Anna Stetsenko is a developmental psychologist.  She is a professor of psychology and of urban education at the City University of New York.

Education and career
Stetsenko received her doctorate in general and developmental psychology from  Moscow State University, and spent several years in research at the University of Moscow. She also conducted research at the Institute of General and Education Psychology of the Russian Academy of Education.  In Berlin, she worked as a postdoctoral research fellow at the Max Planck Institute; she was an Invited Visiting Fellow at the Center of Cultural Studies in Vienna, and Assistant Professor at the Department of Developmental Psychology, University of Bern, Switzerland.  She began work at the City University of New York in 1999.
________
▶ [Stated problem 1] Arrange the listing lines as a Markdown table with the columns Row and Line, starting with the line that contains "timeline-hour[interactable]: 22:00 (553, 686, 601, 700)" and going on through the line that contains "more-apps-icon[interactable]: ··· (0, 701, 50, 721)". Leave out any blank lines.
The Anna Stetsenko text and the listing that follows have nothing to do with each other.

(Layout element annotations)
________
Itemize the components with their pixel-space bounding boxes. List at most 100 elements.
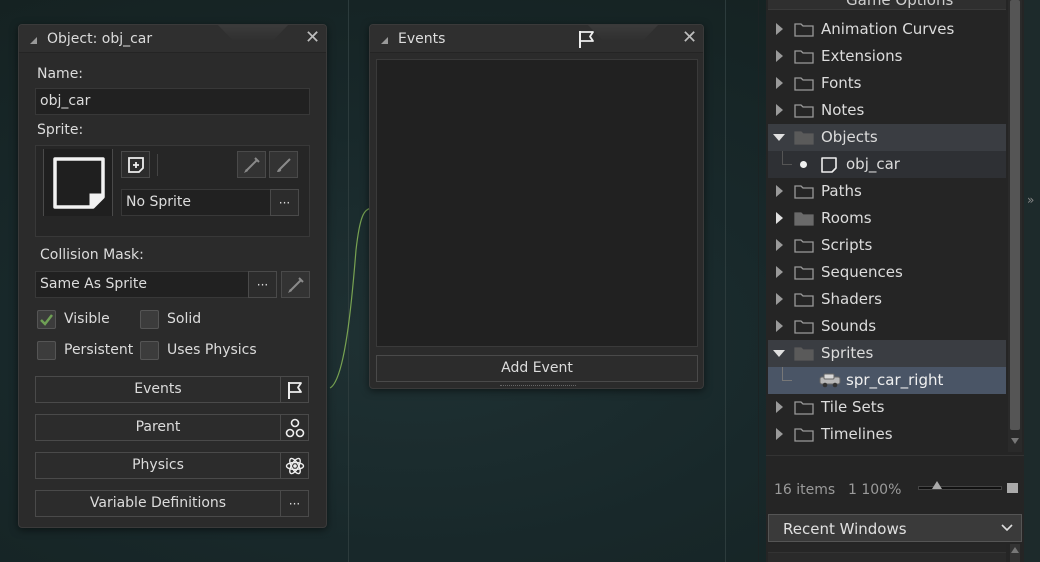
tree-row-label: Paths	[821, 182, 862, 200]
tree-folder-sprites[interactable]: Sprites	[768, 340, 1006, 367]
events-list[interactable]	[376, 59, 698, 347]
collapse-arrow-icon[interactable]	[773, 134, 785, 141]
expand-arrow-icon[interactable]	[776, 266, 783, 278]
recent-windows-list[interactable]	[768, 544, 1006, 562]
tree-row-label: Scripts	[821, 236, 873, 254]
events-button[interactable]: Events	[35, 376, 281, 403]
zoom-slider[interactable]	[918, 481, 1002, 490]
expand-arrow-icon[interactable]	[776, 320, 783, 332]
name-label: Name:	[37, 66, 84, 82]
tree-folder-rooms[interactable]: Rooms	[768, 205, 1006, 232]
workspace-guide-line	[758, 0, 759, 562]
expand-arrow-icon[interactable]	[776, 293, 783, 305]
tree-row-label: Game Options	[846, 0, 954, 9]
hierarchy-icon	[285, 418, 304, 437]
collapse-triangle-icon[interactable]	[30, 37, 37, 44]
sprite-browse-button[interactable]: ···	[270, 189, 299, 216]
parent-icon-button[interactable]	[280, 414, 309, 441]
tree-row-game-options[interactable]: Game Options	[768, 0, 1006, 10]
variable-definitions-more-button[interactable]: ···	[280, 490, 309, 517]
tree-folder-sounds[interactable]: Sounds	[768, 313, 1006, 340]
new-sprite-button[interactable]	[121, 151, 150, 178]
tree-folder-objects[interactable]: Objects	[768, 124, 1006, 151]
recent-window-row[interactable]	[768, 544, 1006, 553]
events-window-title: Events	[398, 31, 446, 47]
tree-scrollbar[interactable]	[1008, 0, 1022, 452]
folder-icon	[794, 77, 814, 91]
expand-arrow-icon[interactable]	[776, 104, 783, 116]
expand-arrow-icon[interactable]	[776, 212, 783, 224]
tree-row-label: Shaders	[821, 290, 882, 308]
persistent-checkbox[interactable]	[37, 341, 56, 360]
close-icon[interactable]: ✕	[305, 28, 320, 48]
brush-icon	[287, 276, 304, 293]
tree-folder-fonts[interactable]: Fonts	[768, 70, 1006, 97]
tree-item-obj-car[interactable]: obj_car	[768, 151, 1006, 178]
zoom-slider-handle[interactable]	[932, 481, 942, 489]
uses-physics-checkbox[interactable]	[140, 341, 159, 360]
window-notch	[588, 25, 658, 41]
expand-arrow-icon[interactable]	[776, 77, 783, 89]
divider	[766, 455, 1024, 456]
side-strip: »	[1024, 0, 1040, 562]
physics-icon-button[interactable]	[280, 452, 309, 479]
folder-icon	[794, 131, 814, 145]
collapse-triangle-icon[interactable]	[381, 37, 388, 44]
expand-arrow-icon[interactable]	[776, 401, 783, 413]
tree-folder-extensions[interactable]: Extensions	[768, 43, 1006, 70]
events-window-titlebar[interactable]: Events ✕	[370, 25, 703, 53]
tree-folder-timelines[interactable]: Timelines	[768, 421, 1006, 448]
tree-row-label: Notes	[821, 101, 865, 119]
expand-arrow-icon[interactable]	[776, 50, 783, 62]
edit-sprite-button[interactable]	[237, 151, 266, 178]
scroll-up-icon[interactable]	[1011, 547, 1019, 553]
expand-arrow-icon[interactable]	[776, 185, 783, 197]
expand-arrow-icon[interactable]	[776, 428, 783, 440]
expand-arrow-icon[interactable]	[776, 239, 783, 251]
edit-image-button[interactable]	[269, 151, 298, 178]
tree-row-label: Extensions	[821, 47, 903, 65]
resize-grip[interactable]	[500, 385, 576, 387]
brush-icon	[243, 156, 260, 173]
collision-mask-select[interactable]: Same As Sprite	[35, 271, 249, 298]
recent-windows-dropdown[interactable]: Recent Windows	[768, 514, 1022, 542]
tree-folder-scripts[interactable]: Scripts	[768, 232, 1006, 259]
new-sprite-icon	[127, 156, 144, 173]
scrollbar-thumb[interactable]	[1010, 0, 1020, 430]
tree-folder-animation-curves[interactable]: Animation Curves	[768, 16, 1006, 43]
events-icon-button[interactable]	[280, 376, 309, 403]
sprite-preview[interactable]	[43, 149, 113, 216]
expand-panel-icon[interactable]: »	[1027, 193, 1034, 207]
solid-label: Solid	[167, 311, 202, 327]
edit-mask-button[interactable]	[281, 271, 310, 298]
tree-item-spr-car-right[interactable]: spr_car_right	[768, 367, 1006, 394]
recent-scrollbar[interactable]	[1010, 544, 1020, 562]
close-icon[interactable]: ✕	[682, 28, 697, 48]
object-window-titlebar[interactable]: Object: obj_car ✕	[19, 25, 326, 53]
collision-mask-label: Collision Mask:	[40, 247, 144, 263]
physics-button[interactable]: Physics	[35, 452, 281, 479]
tree-folder-paths[interactable]: Paths	[768, 178, 1006, 205]
tree-folder-notes[interactable]: Notes	[768, 97, 1006, 124]
add-event-button[interactable]: Add Event	[376, 355, 698, 382]
folder-icon	[794, 239, 814, 253]
parent-button[interactable]: Parent	[35, 414, 281, 441]
scroll-down-icon[interactable]	[1011, 438, 1019, 444]
no-sprite-icon	[53, 157, 105, 209]
tree-folder-sequences[interactable]: Sequences	[768, 259, 1006, 286]
sprite-label: Sprite:	[37, 122, 84, 138]
solid-checkbox[interactable]	[140, 310, 159, 329]
tree-folder-shaders[interactable]: Shaders	[768, 286, 1006, 313]
folder-icon	[794, 293, 814, 307]
persistent-label: Persistent	[64, 342, 134, 358]
variable-definitions-button[interactable]: Variable Definitions	[35, 490, 281, 517]
collapse-arrow-icon[interactable]	[773, 350, 785, 357]
tree-folder-tile-sets[interactable]: Tile Sets	[768, 394, 1006, 421]
name-input[interactable]: obj_car	[35, 88, 310, 115]
tree-row-label: Sounds	[821, 317, 877, 335]
expand-arrow-icon[interactable]	[776, 23, 783, 35]
zoom-max-icon[interactable]	[1007, 483, 1018, 493]
sprite-select[interactable]: No Sprite	[121, 189, 271, 216]
collision-mask-browse-button[interactable]: ···	[248, 271, 277, 298]
visible-checkbox[interactable]	[37, 310, 56, 329]
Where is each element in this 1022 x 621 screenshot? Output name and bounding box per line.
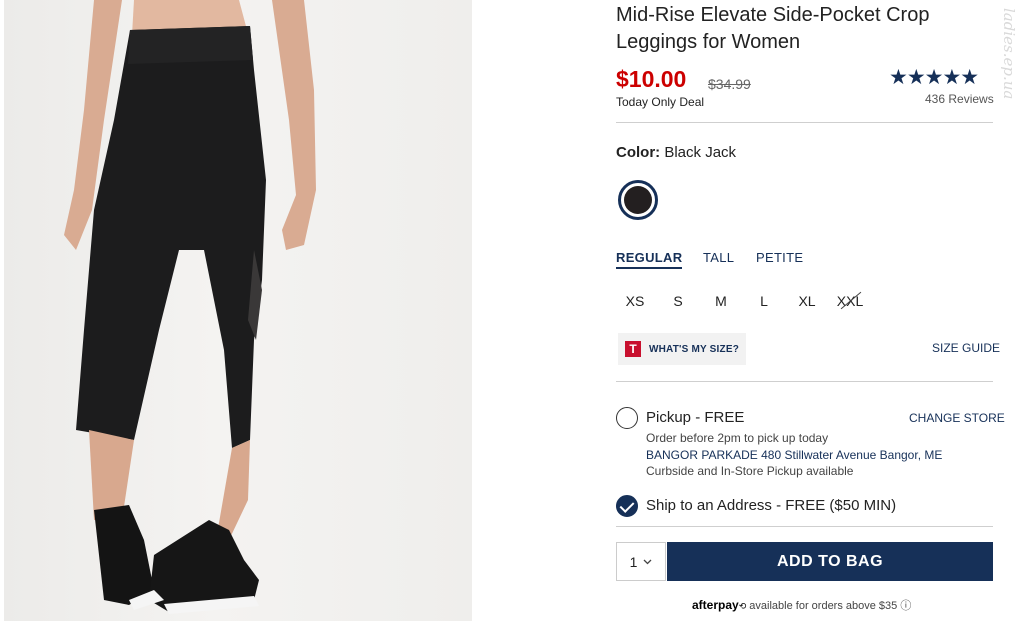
quantity-value: 1 xyxy=(629,553,638,570)
original-price: $34.99 xyxy=(708,76,751,92)
ship-radio[interactable] xyxy=(616,495,638,517)
size-guide-link[interactable]: SIZE GUIDE xyxy=(932,341,1000,355)
ship-label: Ship to an Address - FREE ($50 MIN) xyxy=(646,497,897,514)
size-s[interactable]: S xyxy=(661,293,695,309)
whats-my-size-button[interactable]: T WHAT'S MY SIZE? xyxy=(618,333,746,365)
quantity-select[interactable]: 1 xyxy=(616,542,666,581)
divider xyxy=(616,526,993,527)
divider xyxy=(616,122,993,123)
product-image[interactable] xyxy=(4,0,472,621)
rating-stars[interactable]: ★★★★★ xyxy=(889,65,979,90)
size-m[interactable]: M xyxy=(704,293,738,309)
size-l[interactable]: L xyxy=(747,293,781,309)
add-to-bag-button[interactable]: ADD TO BAG xyxy=(667,542,993,581)
watermark: ladies.ep.ua xyxy=(1000,8,1018,100)
store-address-link[interactable]: BANGOR PARKADE 480 Stillwater Avenue Ban… xyxy=(646,448,942,462)
size-xxl[interactable]: XXL xyxy=(833,293,867,309)
color-selection: Color: Black Jack xyxy=(616,144,736,161)
whats-my-size-label: WHAT'S MY SIZE? xyxy=(649,343,740,355)
true-fit-icon: T xyxy=(625,341,641,357)
pickup-label: Pickup - FREE xyxy=(646,409,745,426)
size-xl[interactable]: XL xyxy=(790,293,824,309)
reviews-link[interactable]: 436 Reviews xyxy=(925,92,994,106)
deal-label: Today Only Deal xyxy=(616,95,705,109)
info-icon[interactable]: ⓘ xyxy=(900,600,911,612)
afterpay-info: afterpay⟲ available for orders above $35… xyxy=(692,597,911,613)
pickup-availability: Curbside and In-Store Pickup available xyxy=(646,464,854,478)
tab-petite[interactable]: PETITE xyxy=(756,250,803,265)
tab-regular[interactable]: REGULAR xyxy=(616,250,683,269)
afterpay-text: available for orders above $35 xyxy=(749,600,898,612)
size-xs[interactable]: XS xyxy=(618,293,652,309)
afterpay-logo: afterpay xyxy=(692,598,739,612)
color-swatch-black-jack[interactable] xyxy=(618,180,658,220)
change-store-link[interactable]: CHANGE STORE xyxy=(909,411,1005,425)
afterpay-logo-icon: ⟲ xyxy=(738,601,747,611)
sale-price: $10.00 xyxy=(616,66,687,92)
divider xyxy=(616,381,993,382)
chevron-down-icon xyxy=(643,559,652,564)
tab-tall[interactable]: TALL xyxy=(703,250,734,265)
color-label: Color: xyxy=(616,144,661,161)
color-value: Black Jack xyxy=(664,144,737,161)
pickup-order-note: Order before 2pm to pick up today xyxy=(646,431,829,445)
pickup-radio[interactable] xyxy=(616,407,638,429)
product-title: Mid-Rise Elevate Side-Pocket Crop Leggin… xyxy=(616,4,930,53)
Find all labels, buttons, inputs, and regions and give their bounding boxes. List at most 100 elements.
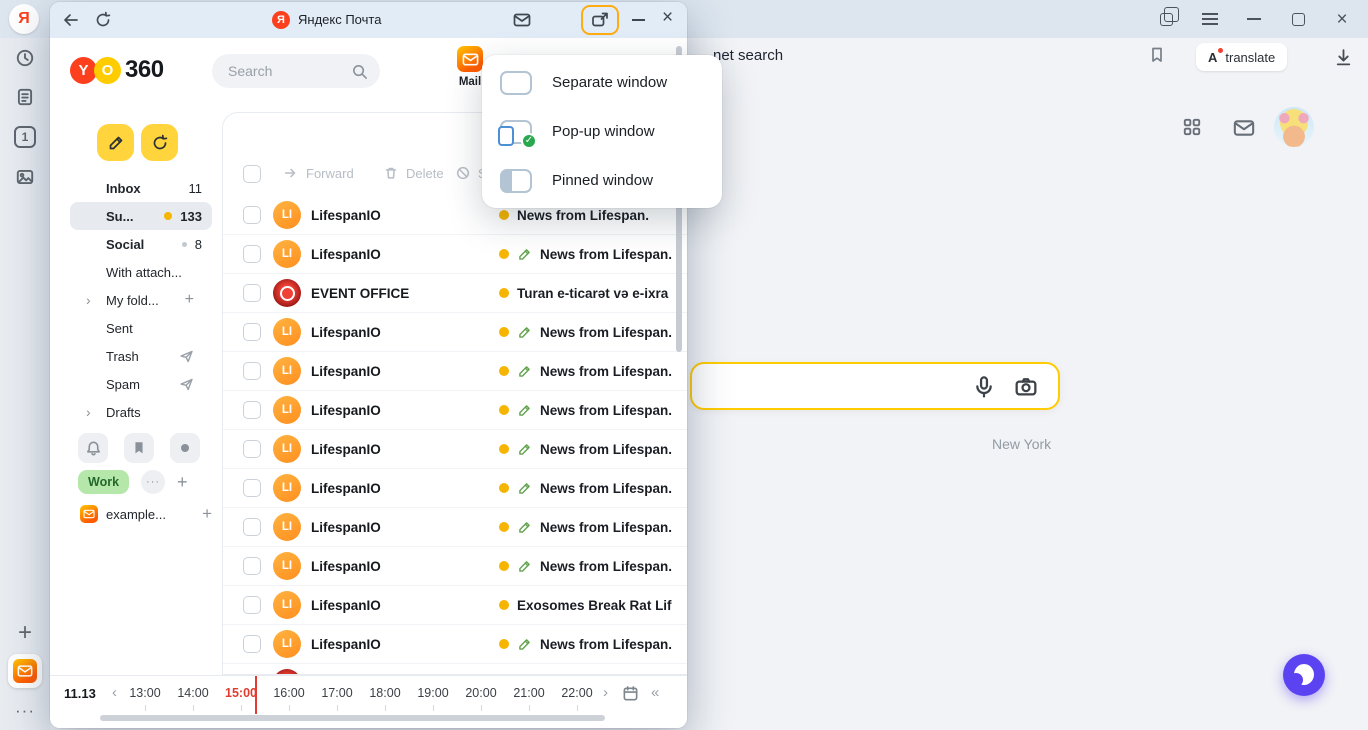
timeline-hour[interactable]: 22:00 (553, 686, 601, 700)
message-row[interactable]: LI LifespanIO News from Lifespan. (223, 508, 687, 547)
window-mode-option[interactable]: Pinned window (482, 156, 722, 205)
more-apps-icon[interactable]: ··· (0, 701, 50, 721)
message-row[interactable]: LI LifespanIO News from Lifespan. (223, 625, 687, 664)
window-close-button[interactable]: × (1332, 10, 1352, 29)
services-grid-icon[interactable] (1182, 117, 1202, 137)
folder-item[interactable]: Sent (70, 314, 212, 342)
browser-menu-icon[interactable] (1200, 18, 1220, 20)
message-checkbox[interactable] (243, 596, 261, 614)
message-row[interactable]: LI LifespanIO News from Lifespan. (223, 547, 687, 586)
mail-shortcut-icon[interactable] (513, 11, 531, 29)
popup-minimize-button[interactable] (632, 19, 645, 21)
check-mail-button[interactable] (141, 124, 178, 161)
timeline-hour[interactable]: 17:00 (313, 686, 361, 700)
tabs-overview-icon[interactable] (1156, 13, 1176, 26)
compose-button[interactable] (97, 124, 134, 161)
search-box[interactable] (690, 362, 1060, 410)
account-row[interactable]: example... + (80, 504, 212, 524)
timeline-hour[interactable]: 15:00 (217, 686, 265, 700)
chevron-right-icon[interactable]: › (86, 292, 91, 308)
timeline-hour[interactable]: 18:00 (361, 686, 409, 700)
folder-item[interactable]: Trash (70, 342, 212, 370)
message-row[interactable]: LI LifespanIO News from Lifespan. (223, 391, 687, 430)
yandex-browser-logo[interactable]: Я (9, 4, 39, 34)
back-icon[interactable] (62, 11, 80, 29)
window-mode-option[interactable]: ✓ Pop-up window (482, 107, 722, 156)
folder-item[interactable]: › My fold... + (70, 286, 212, 314)
window-minimize-button[interactable] (1244, 18, 1264, 20)
downloads-icon[interactable] (1334, 48, 1353, 67)
folder-item[interactable]: › Drafts (70, 398, 212, 426)
reload-icon[interactable] (94, 11, 112, 29)
history-icon[interactable] (0, 48, 50, 68)
bookmarks-filter-button[interactable] (124, 433, 154, 463)
mail-icon[interactable] (1233, 117, 1255, 139)
gallery-icon[interactable] (0, 167, 50, 187)
new-tab-button[interactable]: + (0, 619, 50, 647)
folder-item[interactable]: Inbox 11 (70, 174, 212, 202)
add-account-button[interactable]: + (202, 504, 212, 524)
folder-item[interactable]: Spam (70, 370, 212, 398)
timeline-hour[interactable]: 13:00 (121, 686, 169, 700)
message-checkbox[interactable] (243, 557, 261, 575)
timeline-hour[interactable]: 20:00 (457, 686, 505, 700)
timeline-hour[interactable]: 21:00 (505, 686, 553, 700)
message-checkbox[interactable] (243, 323, 261, 341)
forward-button[interactable]: Forward (283, 165, 354, 181)
timeline-prev-icon[interactable]: ‹ (112, 684, 117, 701)
window-mode-option[interactable]: Separate window (482, 58, 722, 107)
mail-search-bar[interactable] (212, 54, 380, 88)
delete-button[interactable]: Delete (383, 165, 444, 181)
yandex-mail-app-icon[interactable] (8, 654, 42, 688)
empty-folder-icon[interactable] (179, 377, 194, 392)
bookmark-flag-icon[interactable] (1148, 46, 1166, 64)
message-checkbox[interactable] (243, 635, 261, 653)
folder-item[interactable]: With attach... (70, 258, 212, 286)
message-checkbox[interactable] (243, 206, 261, 224)
chevron-right-icon[interactable]: › (86, 404, 91, 420)
horizontal-scrollbar[interactable] (100, 715, 605, 721)
timeline-hour[interactable]: 16:00 (265, 686, 313, 700)
message-row[interactable]: LI LifespanIO News from Lifespan. (223, 352, 687, 391)
message-row[interactable]: LI LifespanIO News from Lifespan. (223, 430, 687, 469)
message-checkbox[interactable] (243, 284, 261, 302)
collapse-timeline-icon[interactable]: « (651, 684, 659, 701)
notes-icon[interactable] (0, 87, 50, 107)
select-all-checkbox[interactable] (243, 165, 261, 183)
message-checkbox[interactable] (243, 479, 261, 497)
message-row[interactable]: LI LifespanIO News from Lifespan. (223, 469, 687, 508)
timeline-next-icon[interactable]: › (603, 684, 608, 701)
tab-counter-badge[interactable]: 1 (0, 126, 50, 148)
message-row[interactable]: EVENT OFFICE Turan e-ticarət və e-ixra (223, 274, 687, 313)
message-checkbox[interactable] (243, 518, 261, 536)
window-maximize-button[interactable] (1288, 13, 1308, 26)
more-labels-button[interactable]: ··· (141, 470, 165, 494)
mail-search-input[interactable] (228, 63, 338, 79)
message-checkbox[interactable] (243, 245, 261, 263)
message-row[interactable] (223, 664, 687, 675)
popup-close-button[interactable]: × (662, 7, 673, 29)
message-checkbox[interactable] (243, 440, 261, 458)
timeline-hour[interactable]: 14:00 (169, 686, 217, 700)
alice-assistant-button[interactable] (1283, 654, 1325, 696)
image-search-icon[interactable] (1014, 375, 1038, 399)
message-row[interactable]: LI LifespanIO News from Lifespan. (223, 313, 687, 352)
voice-search-icon[interactable] (972, 375, 996, 399)
message-row[interactable]: LI LifespanIO Exosomes Break Rat Lif (223, 586, 687, 625)
folder-item[interactable]: Social 8 (70, 230, 212, 258)
add-label-button[interactable]: + (177, 472, 188, 493)
window-mode-button[interactable] (581, 5, 619, 35)
folder-item[interactable]: Su... 133 (70, 202, 212, 230)
calendar-icon[interactable] (622, 685, 639, 702)
message-row[interactable]: LI LifespanIO News from Lifespan. (223, 235, 687, 274)
address-bar-text[interactable]: net search (713, 47, 783, 64)
unread-filter-button[interactable] (170, 433, 200, 463)
empty-folder-icon[interactable] (179, 349, 194, 364)
work-label-tag[interactable]: Work (78, 470, 129, 494)
add-folder-icon[interactable]: + (185, 292, 194, 308)
message-checkbox[interactable] (243, 401, 261, 419)
user-avatar[interactable] (1274, 107, 1314, 147)
timeline-hour[interactable]: 19:00 (409, 686, 457, 700)
notifications-filter-button[interactable] (78, 433, 108, 463)
translate-button[interactable]: A translate (1196, 43, 1287, 71)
________
▶ [Stated problem 2] Return the passage of the Anna Stetsenko text above word for word, starting with "Anna Stetsenko is" and going on through "York in 1999.".

▶ [Written answer 1]
| Row | Line |
|---|---|
| 1 | timeline-hour[interactable]: 22:00 (553, 686, 601, 700) |
| 2 | message-row[interactable]: LI LifespanIO News from Lifespan. (223, 508, 687, 547) |
| 3 | window-mode-option[interactable]: Pinned window (482, 156, 722, 205) |
| 4 | more-apps-icon[interactable]: ··· (0, 701, 50, 721) |

▶ [Written answer 2]
Anna Stetsenko is a developmental psychologist.  She is a professor of psychology and of urban education at the City University of New York.

Education and career
Stetsenko received her doctorate in general and developmental psychology from  Moscow State University, and spent several years in research at the University of Moscow. She also conducted research at the Institute of General and Education Psychology of the Russian Academy of Education.  In Berlin, she worked as a postdoctoral research fellow at the Max Planck Institute; she was an Invited Visiting Fellow at the Center of Cultural Studies in Vienna, and Assistant Professor at the Department of Developmental Psychology, University of Bern, Switzerland.  She began work at the City University of New York in 1999.